> [WHAT THIS TASK INVOLVES]: Your copy of the material below should match it exactly, except that it holds no pictures.

> [MATERIAL TO PROCESS]:
-- -- --
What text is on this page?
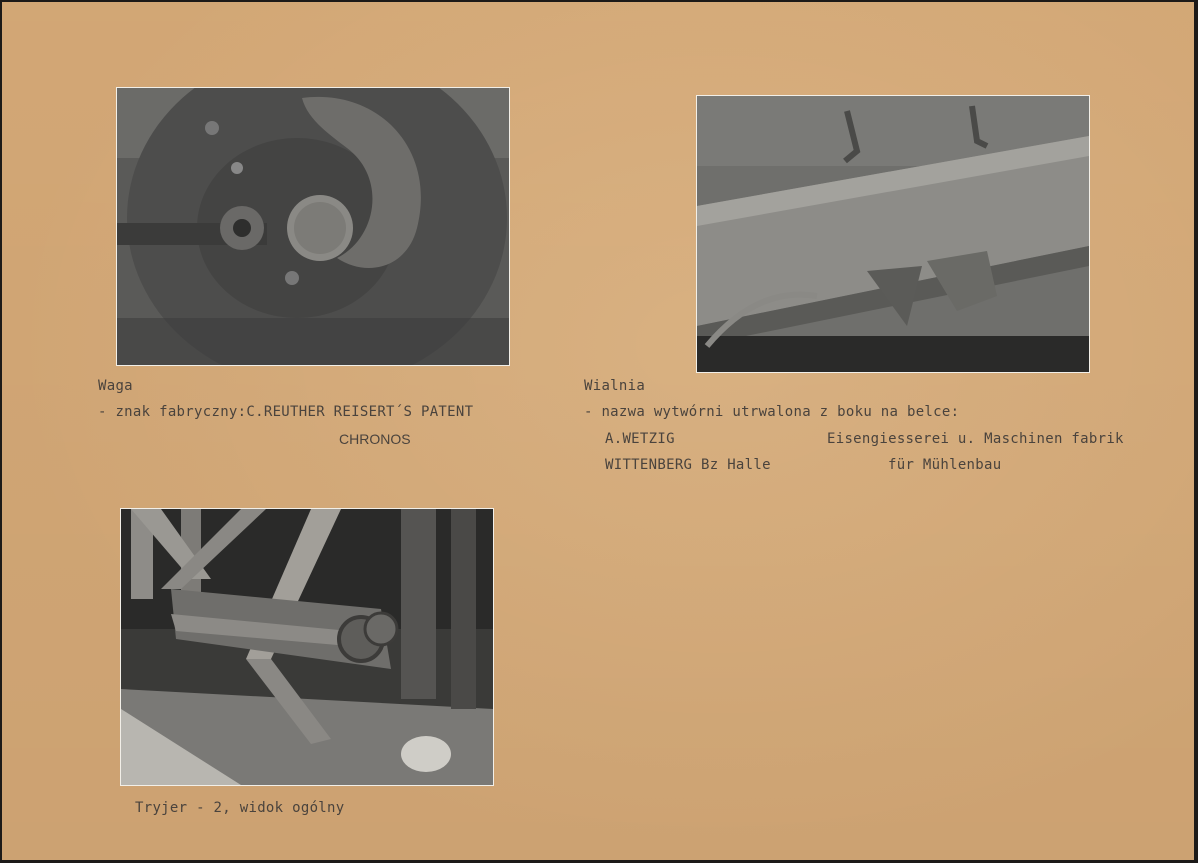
Waga

- znak fabryczny:C.REUTHER REISERT´S PATENT

CHRONOS

Wialnia

- nazwa wytwórni utrwalona z boku na belce:

A.WETZIG	Eisengiesserei u. Maschinen fabrik

WITTENBERG Bz Halle	für Mühlenbau

Tryjer - 2, widok ogólny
-- -- --
> [ANSWER TO THIS EXERCISE]:
What text is on this page?
Waga

- znak fabryczny:C.REUTHER REISERT´S PATENT

CHRONOS

Wialnia

- nazwa wytwórni utrwalona z boku na belce:

A.WETZIG	Eisengiesserei u. Maschinen fabrik

WITTENBERG Bz Halle	für Mühlenbau

Tryjer - 2, widok ogólny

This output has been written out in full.